**** Task input

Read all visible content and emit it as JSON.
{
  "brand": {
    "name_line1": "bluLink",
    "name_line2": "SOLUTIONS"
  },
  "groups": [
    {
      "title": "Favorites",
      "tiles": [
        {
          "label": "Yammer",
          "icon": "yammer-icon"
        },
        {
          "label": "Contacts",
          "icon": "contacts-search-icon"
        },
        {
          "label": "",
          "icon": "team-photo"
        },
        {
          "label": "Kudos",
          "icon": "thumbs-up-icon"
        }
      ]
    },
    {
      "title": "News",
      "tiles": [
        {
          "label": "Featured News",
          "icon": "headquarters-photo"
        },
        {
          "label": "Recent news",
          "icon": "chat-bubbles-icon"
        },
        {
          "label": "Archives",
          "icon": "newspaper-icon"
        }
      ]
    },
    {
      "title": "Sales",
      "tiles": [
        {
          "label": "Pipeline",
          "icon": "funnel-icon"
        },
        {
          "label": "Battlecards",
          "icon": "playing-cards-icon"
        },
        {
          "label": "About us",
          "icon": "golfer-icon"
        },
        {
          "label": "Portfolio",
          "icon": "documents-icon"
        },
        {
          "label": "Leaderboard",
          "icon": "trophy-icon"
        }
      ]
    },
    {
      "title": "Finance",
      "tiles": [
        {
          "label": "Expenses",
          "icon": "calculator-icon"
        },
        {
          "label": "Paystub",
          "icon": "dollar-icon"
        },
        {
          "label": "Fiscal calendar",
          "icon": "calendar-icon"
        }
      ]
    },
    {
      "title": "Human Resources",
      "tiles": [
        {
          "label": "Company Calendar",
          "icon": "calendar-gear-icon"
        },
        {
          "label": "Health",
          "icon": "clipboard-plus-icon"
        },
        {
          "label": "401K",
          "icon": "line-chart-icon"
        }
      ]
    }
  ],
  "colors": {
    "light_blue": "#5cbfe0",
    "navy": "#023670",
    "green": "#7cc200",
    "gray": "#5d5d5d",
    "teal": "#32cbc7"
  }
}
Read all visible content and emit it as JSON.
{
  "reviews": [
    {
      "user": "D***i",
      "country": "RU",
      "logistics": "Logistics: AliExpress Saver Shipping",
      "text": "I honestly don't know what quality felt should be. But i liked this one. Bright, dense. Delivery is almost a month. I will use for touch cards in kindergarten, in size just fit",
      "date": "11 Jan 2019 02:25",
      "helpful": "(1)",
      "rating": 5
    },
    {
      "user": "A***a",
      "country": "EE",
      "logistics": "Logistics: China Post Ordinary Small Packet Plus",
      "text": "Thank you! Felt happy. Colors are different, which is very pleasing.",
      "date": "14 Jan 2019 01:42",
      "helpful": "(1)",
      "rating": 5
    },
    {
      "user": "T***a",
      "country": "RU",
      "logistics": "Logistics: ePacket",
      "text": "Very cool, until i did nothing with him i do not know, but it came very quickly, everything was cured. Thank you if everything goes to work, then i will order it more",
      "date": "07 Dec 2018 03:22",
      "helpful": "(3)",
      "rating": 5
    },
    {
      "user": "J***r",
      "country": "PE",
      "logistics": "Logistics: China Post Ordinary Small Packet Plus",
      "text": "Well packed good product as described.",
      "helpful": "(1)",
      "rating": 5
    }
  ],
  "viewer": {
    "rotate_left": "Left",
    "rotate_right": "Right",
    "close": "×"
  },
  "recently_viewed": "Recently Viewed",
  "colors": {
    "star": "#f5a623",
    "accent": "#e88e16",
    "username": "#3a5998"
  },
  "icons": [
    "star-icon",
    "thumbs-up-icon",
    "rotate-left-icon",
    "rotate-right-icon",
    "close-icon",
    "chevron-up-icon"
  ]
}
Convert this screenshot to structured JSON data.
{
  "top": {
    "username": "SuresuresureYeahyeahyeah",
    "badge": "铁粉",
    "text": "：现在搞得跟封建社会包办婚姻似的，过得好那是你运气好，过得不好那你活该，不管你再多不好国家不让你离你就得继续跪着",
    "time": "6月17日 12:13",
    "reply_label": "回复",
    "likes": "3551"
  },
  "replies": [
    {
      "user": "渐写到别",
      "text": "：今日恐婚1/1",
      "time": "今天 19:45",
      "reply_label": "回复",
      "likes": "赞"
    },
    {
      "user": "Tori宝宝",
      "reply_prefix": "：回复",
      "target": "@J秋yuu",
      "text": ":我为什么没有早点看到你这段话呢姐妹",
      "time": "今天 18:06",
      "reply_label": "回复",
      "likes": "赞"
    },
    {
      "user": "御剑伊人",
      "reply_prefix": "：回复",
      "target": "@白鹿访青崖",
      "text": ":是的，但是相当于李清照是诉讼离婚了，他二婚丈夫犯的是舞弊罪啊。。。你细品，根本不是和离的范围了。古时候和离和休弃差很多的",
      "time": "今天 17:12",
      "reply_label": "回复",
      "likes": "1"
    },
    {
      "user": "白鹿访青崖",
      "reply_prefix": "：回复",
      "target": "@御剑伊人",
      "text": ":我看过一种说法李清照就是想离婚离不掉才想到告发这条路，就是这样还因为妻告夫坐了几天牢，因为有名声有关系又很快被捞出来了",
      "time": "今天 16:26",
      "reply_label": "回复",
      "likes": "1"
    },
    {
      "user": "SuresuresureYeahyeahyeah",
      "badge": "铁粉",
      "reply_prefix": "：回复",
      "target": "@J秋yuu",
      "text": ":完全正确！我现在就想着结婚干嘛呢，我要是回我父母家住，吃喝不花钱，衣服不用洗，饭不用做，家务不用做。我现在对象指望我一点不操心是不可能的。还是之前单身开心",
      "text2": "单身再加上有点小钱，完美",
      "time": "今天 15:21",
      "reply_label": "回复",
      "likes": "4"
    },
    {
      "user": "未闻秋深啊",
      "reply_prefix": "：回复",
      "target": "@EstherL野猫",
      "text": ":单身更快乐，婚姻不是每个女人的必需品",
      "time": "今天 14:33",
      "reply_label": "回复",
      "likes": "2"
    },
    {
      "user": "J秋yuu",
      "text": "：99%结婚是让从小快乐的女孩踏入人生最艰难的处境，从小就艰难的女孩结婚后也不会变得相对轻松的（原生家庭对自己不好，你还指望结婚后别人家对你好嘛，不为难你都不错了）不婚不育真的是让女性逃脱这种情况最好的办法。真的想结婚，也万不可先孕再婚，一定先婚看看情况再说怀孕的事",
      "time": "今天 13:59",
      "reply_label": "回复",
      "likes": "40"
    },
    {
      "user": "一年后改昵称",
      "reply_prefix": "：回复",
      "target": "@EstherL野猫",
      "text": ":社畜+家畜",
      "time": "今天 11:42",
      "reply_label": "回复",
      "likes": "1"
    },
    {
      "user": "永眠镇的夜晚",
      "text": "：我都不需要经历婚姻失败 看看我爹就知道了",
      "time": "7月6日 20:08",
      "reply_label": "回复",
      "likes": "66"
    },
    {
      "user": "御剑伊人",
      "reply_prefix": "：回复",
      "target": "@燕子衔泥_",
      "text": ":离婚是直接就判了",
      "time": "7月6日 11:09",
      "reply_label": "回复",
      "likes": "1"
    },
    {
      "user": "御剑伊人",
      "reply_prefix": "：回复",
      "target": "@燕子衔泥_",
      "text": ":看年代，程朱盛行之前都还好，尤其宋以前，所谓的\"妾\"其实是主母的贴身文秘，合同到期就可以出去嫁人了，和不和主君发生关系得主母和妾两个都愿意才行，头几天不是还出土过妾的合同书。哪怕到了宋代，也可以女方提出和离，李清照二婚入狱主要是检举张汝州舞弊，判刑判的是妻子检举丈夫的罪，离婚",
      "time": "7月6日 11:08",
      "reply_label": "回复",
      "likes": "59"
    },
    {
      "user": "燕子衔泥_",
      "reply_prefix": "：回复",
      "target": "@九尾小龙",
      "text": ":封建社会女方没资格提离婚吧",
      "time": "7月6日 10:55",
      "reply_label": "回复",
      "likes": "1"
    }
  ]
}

********

The exercise: Output all of the material, please, exactly as it stands.

Result:
Read all visible content and emit it as JSON.
{
  "brand": {
    "name_line1": "bluLink",
    "name_line2": "SOLUTIONS"
  },
  "groups": [
    {
      "title": "Favorites",
      "tiles": [
        {
          "label": "Yammer",
          "icon": "yammer-icon"
        },
        {
          "label": "Contacts",
          "icon": "contacts-search-icon"
        },
        {
          "label": "",
          "icon": "team-photo"
        },
        {
          "label": "Kudos",
          "icon": "thumbs-up-icon"
        }
      ]
    },
    {
      "title": "News",
      "tiles": [
        {
          "label": "Featured News",
          "icon": "headquarters-photo"
        },
        {
          "label": "Recent news",
          "icon": "chat-bubbles-icon"
        },
        {
          "label": "Archives",
          "icon": "newspaper-icon"
        }
      ]
    },
    {
      "title": "Sales",
      "tiles": [
        {
          "label": "Pipeline",
          "icon": "funnel-icon"
        },
        {
          "label": "Battlecards",
          "icon": "playing-cards-icon"
        },
        {
          "label": "About us",
          "icon": "golfer-icon"
        },
        {
          "label": "Portfolio",
          "icon": "documents-icon"
        },
        {
          "label": "Leaderboard",
          "icon": "trophy-icon"
        }
      ]
    },
    {
      "title": "Finance",
      "tiles": [
        {
          "label": "Expenses",
          "icon": "calculator-icon"
        },
        {
          "label": "Paystub",
          "icon": "dollar-icon"
        },
        {
          "label": "Fiscal calendar",
          "icon": "calendar-icon"
        }
      ]
    },
    {
      "title": "Human Resources",
      "tiles": [
        {
          "label": "Company Calendar",
          "icon": "calendar-gear-icon"
        },
        {
          "label": "Health",
          "icon": "clipboard-plus-icon"
        },
        {
          "label": "401K",
          "icon": "line-chart-icon"
        }
      ]
    }
  ],
  "colors": {
    "light_blue": "#5cbfe0",
    "navy": "#023670",
    "green": "#7cc200",
    "gray": "#5d5d5d",
    "teal": "#32cbc7"
  }
}
Read all visible content and emit it as JSON.
{
  "reviews": [
    {
      "user": "D***i",
      "country": "RU",
      "logistics": "Logistics: AliExpress Saver Shipping",
      "text": "I honestly don't know what quality felt should be. But i liked this one. Bright, dense. Delivery is almost a month. I will use for touch cards in kindergarten, in size just fit",
      "date": "11 Jan 2019 02:25",
      "helpful": "(1)",
      "rating": 5
    },
    {
      "user": "A***a",
      "country": "EE",
      "logistics": "Logistics: China Post Ordinary Small Packet Plus",
      "text": "Thank you! Felt happy. Colors are different, which is very pleasing.",
      "date": "14 Jan 2019 01:42",
      "helpful": "(1)",
      "rating": 5
    },
    {
      "user": "T***a",
      "country": "RU",
      "logistics": "Logistics: ePacket",
      "text": "Very cool, until i did nothing with him i do not know, but it came very quickly, everything was cured. Thank you if everything goes to work, then i will order it more",
      "date": "07 Dec 2018 03:22",
      "helpful": "(3)",
      "rating": 5
    },
    {
      "user": "J***r",
      "country": "PE",
      "logistics": "Logistics: China Post Ordinary Small Packet Plus",
      "text": "Well packed good product as described.",
      "helpful": "(1)",
      "rating": 5
    }
  ],
  "viewer": {
    "rotate_left": "Left",
    "rotate_right": "Right",
    "close": "×"
  },
  "recently_viewed": "Recently Viewed",
  "colors": {
    "star": "#f5a623",
    "accent": "#e88e16",
    "username": "#3a5998"
  },
  "icons": [
    "star-icon",
    "thumbs-up-icon",
    "rotate-left-icon",
    "rotate-right-icon",
    "close-icon",
    "chevron-up-icon"
  ]
}
Convert this screenshot to structured JSON data.
{
  "top": {
    "username": "SuresuresureYeahyeahyeah",
    "badge": "铁粉",
    "text": "：现在搞得跟封建社会包办婚姻似的，过得好那是你运气好，过得不好那你活该，不管你再多不好国家不让你离你就得继续跪着",
    "time": "6月17日 12:13",
    "reply_label": "回复",
    "likes": "3551"
  },
  "replies": [
    {
      "user": "渐写到别",
      "text": "：今日恐婚1/1",
      "time": "今天 19:45",
      "reply_label": "回复",
      "likes": "赞"
    },
    {
      "user": "Tori宝宝",
      "reply_prefix": "：回复",
      "target": "@J秋yuu",
      "text": ":我为什么没有早点看到你这段话呢姐妹",
      "time": "今天 18:06",
      "reply_label": "回复",
      "likes": "赞"
    },
    {
      "user": "御剑伊人",
      "reply_prefix": "：回复",
      "target": "@白鹿访青崖",
      "text": ":是的，但是相当于李清照是诉讼离婚了，他二婚丈夫犯的是舞弊罪啊。。。你细品，根本不是和离的范围了。古时候和离和休弃差很多的",
      "time": "今天 17:12",
      "reply_label": "回复",
      "likes": "1"
    },
    {
      "user": "白鹿访青崖",
      "reply_prefix": "：回复",
      "target": "@御剑伊人",
      "text": ":我看过一种说法李清照就是想离婚离不掉才想到告发这条路，就是这样还因为妻告夫坐了几天牢，因为有名声有关系又很快被捞出来了",
      "time": "今天 16:26",
      "reply_label": "回复",
      "likes": "1"
    },
    {
      "user": "SuresuresureYeahyeahyeah",
      "badge": "铁粉",
      "reply_prefix": "：回复",
      "target": "@J秋yuu",
      "text": ":完全正确！我现在就想着结婚干嘛呢，我要是回我父母家住，吃喝不花钱，衣服不用洗，饭不用做，家务不用做。我现在对象指望我一点不操心是不可能的。还是之前单身开心",
      "text2": "单身再加上有点小钱，完美",
      "time": "今天 15:21",
      "reply_label": "回复",
      "likes": "4"
    },
    {
      "user": "未闻秋深啊",
      "reply_prefix": "：回复",
      "target": "@EstherL野猫",
      "text": ":单身更快乐，婚姻不是每个女人的必需品",
      "time": "今天 14:33",
      "reply_label": "回复",
      "likes": "2"
    },
    {
      "user": "J秋yuu",
      "text": "：99%结婚是让从小快乐的女孩踏入人生最艰难的处境，从小就艰难的女孩结婚后也不会变得相对轻松的（原生家庭对自己不好，你还指望结婚后别人家对你好嘛，不为难你都不错了）不婚不育真的是让女性逃脱这种情况最好的办法。真的想结婚，也万不可先孕再婚，一定先婚看看情况再说怀孕的事",
      "time": "今天 13:59",
      "reply_label": "回复",
      "likes": "40"
    },
    {
      "user": "一年后改昵称",
      "reply_prefix": "：回复",
      "target": "@EstherL野猫",
      "text": ":社畜+家畜",
      "time": "今天 11:42",
      "reply_label": "回复",
      "likes": "1"
    },
    {
      "user": "永眠镇的夜晚",
      "text": "：我都不需要经历婚姻失败 看看我爹就知道了",
      "time": "7月6日 20:08",
      "reply_label": "回复",
      "likes": "66"
    },
    {
      "user": "御剑伊人",
      "reply_prefix": "：回复",
      "target": "@燕子衔泥_",
      "text": ":离婚是直接就判了",
      "time": "7月6日 11:09",
      "reply_label": "回复",
      "likes": "1"
    },
    {
      "user": "御剑伊人",
      "reply_prefix": "：回复",
      "target": "@燕子衔泥_",
      "text": ":看年代，程朱盛行之前都还好，尤其宋以前，所谓的\"妾\"其实是主母的贴身文秘，合同到期就可以出去嫁人了，和不和主君发生关系得主母和妾两个都愿意才行，头几天不是还出土过妾的合同书。哪怕到了宋代，也可以女方提出和离，李清照二婚入狱主要是检举张汝州舞弊，判刑判的是妻子检举丈夫的罪，离婚",
      "time": "7月6日 11:08",
      "reply_label": "回复",
      "likes": "59"
    },
    {
      "user": "燕子衔泥_",
      "reply_prefix": "：回复",
      "target": "@九尾小龙",
      "text": ":封建社会女方没资格提离婚吧",
      "time": "7月6日 10:55",
      "reply_label": "回复",
      "likes": "1"
    }
  ]
}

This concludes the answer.